BEGIN Working data

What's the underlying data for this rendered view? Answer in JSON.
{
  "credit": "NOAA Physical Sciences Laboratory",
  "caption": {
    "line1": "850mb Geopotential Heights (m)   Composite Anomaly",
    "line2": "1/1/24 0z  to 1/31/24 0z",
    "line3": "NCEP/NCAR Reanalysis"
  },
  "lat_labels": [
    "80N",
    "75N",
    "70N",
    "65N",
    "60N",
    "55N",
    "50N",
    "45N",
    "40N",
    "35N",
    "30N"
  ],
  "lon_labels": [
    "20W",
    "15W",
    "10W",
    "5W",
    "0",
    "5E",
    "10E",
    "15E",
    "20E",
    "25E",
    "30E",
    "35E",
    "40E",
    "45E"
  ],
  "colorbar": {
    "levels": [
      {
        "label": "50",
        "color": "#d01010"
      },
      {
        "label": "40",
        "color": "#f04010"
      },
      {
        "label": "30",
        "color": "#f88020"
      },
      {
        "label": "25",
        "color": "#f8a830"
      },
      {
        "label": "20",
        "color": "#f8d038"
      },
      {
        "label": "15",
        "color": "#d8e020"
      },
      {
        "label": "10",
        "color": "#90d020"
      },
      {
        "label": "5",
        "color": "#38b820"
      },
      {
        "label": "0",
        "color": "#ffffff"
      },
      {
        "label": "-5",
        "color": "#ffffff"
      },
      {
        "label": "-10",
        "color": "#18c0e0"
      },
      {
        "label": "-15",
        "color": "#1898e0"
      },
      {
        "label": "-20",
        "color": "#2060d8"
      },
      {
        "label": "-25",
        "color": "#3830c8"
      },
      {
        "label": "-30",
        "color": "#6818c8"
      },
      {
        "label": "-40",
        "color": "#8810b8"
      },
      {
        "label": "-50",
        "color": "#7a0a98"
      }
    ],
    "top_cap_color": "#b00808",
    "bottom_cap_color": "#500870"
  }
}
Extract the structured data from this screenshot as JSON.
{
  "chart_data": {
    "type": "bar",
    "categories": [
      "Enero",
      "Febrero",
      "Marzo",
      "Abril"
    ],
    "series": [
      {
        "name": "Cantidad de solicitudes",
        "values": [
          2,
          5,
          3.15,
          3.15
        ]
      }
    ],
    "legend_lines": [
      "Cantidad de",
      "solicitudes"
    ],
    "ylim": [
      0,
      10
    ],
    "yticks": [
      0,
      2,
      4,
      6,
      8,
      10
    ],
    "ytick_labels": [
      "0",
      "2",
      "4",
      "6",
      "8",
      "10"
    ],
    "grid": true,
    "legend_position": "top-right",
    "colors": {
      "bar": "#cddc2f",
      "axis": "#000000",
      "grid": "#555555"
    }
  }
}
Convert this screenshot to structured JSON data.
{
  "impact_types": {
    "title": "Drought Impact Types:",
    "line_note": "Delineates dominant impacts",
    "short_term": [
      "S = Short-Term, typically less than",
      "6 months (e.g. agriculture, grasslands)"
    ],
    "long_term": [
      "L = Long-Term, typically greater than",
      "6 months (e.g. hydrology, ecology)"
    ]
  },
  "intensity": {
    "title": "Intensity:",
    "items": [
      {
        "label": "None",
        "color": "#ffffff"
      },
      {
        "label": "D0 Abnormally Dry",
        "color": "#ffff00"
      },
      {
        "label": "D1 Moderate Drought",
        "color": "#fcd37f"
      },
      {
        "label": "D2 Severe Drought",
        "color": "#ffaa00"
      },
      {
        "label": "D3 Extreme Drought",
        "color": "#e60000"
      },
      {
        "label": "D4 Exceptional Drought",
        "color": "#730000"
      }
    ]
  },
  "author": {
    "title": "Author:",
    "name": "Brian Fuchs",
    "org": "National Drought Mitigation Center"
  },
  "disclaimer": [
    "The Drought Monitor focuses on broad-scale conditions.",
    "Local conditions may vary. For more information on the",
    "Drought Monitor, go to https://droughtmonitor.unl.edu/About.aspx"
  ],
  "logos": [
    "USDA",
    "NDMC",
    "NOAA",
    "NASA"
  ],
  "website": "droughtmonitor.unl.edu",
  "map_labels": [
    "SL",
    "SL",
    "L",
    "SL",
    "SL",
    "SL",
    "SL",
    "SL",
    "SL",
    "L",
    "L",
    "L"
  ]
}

END Working data

# Task instructions
Transcribe the records above exactly as they appear.

# Result below
What's the underlying data for this rendered view? Answer in JSON.
{
  "credit": "NOAA Physical Sciences Laboratory",
  "caption": {
    "line1": "850mb Geopotential Heights (m)   Composite Anomaly",
    "line2": "1/1/24 0z  to 1/31/24 0z",
    "line3": "NCEP/NCAR Reanalysis"
  },
  "lat_labels": [
    "80N",
    "75N",
    "70N",
    "65N",
    "60N",
    "55N",
    "50N",
    "45N",
    "40N",
    "35N",
    "30N"
  ],
  "lon_labels": [
    "20W",
    "15W",
    "10W",
    "5W",
    "0",
    "5E",
    "10E",
    "15E",
    "20E",
    "25E",
    "30E",
    "35E",
    "40E",
    "45E"
  ],
  "colorbar": {
    "levels": [
      {
        "label": "50",
        "color": "#d01010"
      },
      {
        "label": "40",
        "color": "#f04010"
      },
      {
        "label": "30",
        "color": "#f88020"
      },
      {
        "label": "25",
        "color": "#f8a830"
      },
      {
        "label": "20",
        "color": "#f8d038"
      },
      {
        "label": "15",
        "color": "#d8e020"
      },
      {
        "label": "10",
        "color": "#90d020"
      },
      {
        "label": "5",
        "color": "#38b820"
      },
      {
        "label": "0",
        "color": "#ffffff"
      },
      {
        "label": "-5",
        "color": "#ffffff"
      },
      {
        "label": "-10",
        "color": "#18c0e0"
      },
      {
        "label": "-15",
        "color": "#1898e0"
      },
      {
        "label": "-20",
        "color": "#2060d8"
      },
      {
        "label": "-25",
        "color": "#3830c8"
      },
      {
        "label": "-30",
        "color": "#6818c8"
      },
      {
        "label": "-40",
        "color": "#8810b8"
      },
      {
        "label": "-50",
        "color": "#7a0a98"
      }
    ],
    "top_cap_color": "#b00808",
    "bottom_cap_color": "#500870"
  }
}
Extract the structured data from this screenshot as JSON.
{
  "chart_data": {
    "type": "bar",
    "categories": [
      "Enero",
      "Febrero",
      "Marzo",
      "Abril"
    ],
    "series": [
      {
        "name": "Cantidad de solicitudes",
        "values": [
          2,
          5,
          3.15,
          3.15
        ]
      }
    ],
    "legend_lines": [
      "Cantidad de",
      "solicitudes"
    ],
    "ylim": [
      0,
      10
    ],
    "yticks": [
      0,
      2,
      4,
      6,
      8,
      10
    ],
    "ytick_labels": [
      "0",
      "2",
      "4",
      "6",
      "8",
      "10"
    ],
    "grid": true,
    "legend_position": "top-right",
    "colors": {
      "bar": "#cddc2f",
      "axis": "#000000",
      "grid": "#555555"
    }
  }
}
Convert this screenshot to structured JSON data.
{
  "impact_types": {
    "title": "Drought Impact Types:",
    "line_note": "Delineates dominant impacts",
    "short_term": [
      "S = Short-Term, typically less than",
      "6 months (e.g. agriculture, grasslands)"
    ],
    "long_term": [
      "L = Long-Term, typically greater than",
      "6 months (e.g. hydrology, ecology)"
    ]
  },
  "intensity": {
    "title": "Intensity:",
    "items": [
      {
        "label": "None",
        "color": "#ffffff"
      },
      {
        "label": "D0 Abnormally Dry",
        "color": "#ffff00"
      },
      {
        "label": "D1 Moderate Drought",
        "color": "#fcd37f"
      },
      {
        "label": "D2 Severe Drought",
        "color": "#ffaa00"
      },
      {
        "label": "D3 Extreme Drought",
        "color": "#e60000"
      },
      {
        "label": "D4 Exceptional Drought",
        "color": "#730000"
      }
    ]
  },
  "author": {
    "title": "Author:",
    "name": "Brian Fuchs",
    "org": "National Drought Mitigation Center"
  },
  "disclaimer": [
    "The Drought Monitor focuses on broad-scale conditions.",
    "Local conditions may vary. For more information on the",
    "Drought Monitor, go to https://droughtmonitor.unl.edu/About.aspx"
  ],
  "logos": [
    "USDA",
    "NDMC",
    "NOAA",
    "NASA"
  ],
  "website": "droughtmonitor.unl.edu",
  "map_labels": [
    "SL",
    "SL",
    "L",
    "SL",
    "SL",
    "SL",
    "SL",
    "SL",
    "SL",
    "L",
    "L",
    "L"
  ]
}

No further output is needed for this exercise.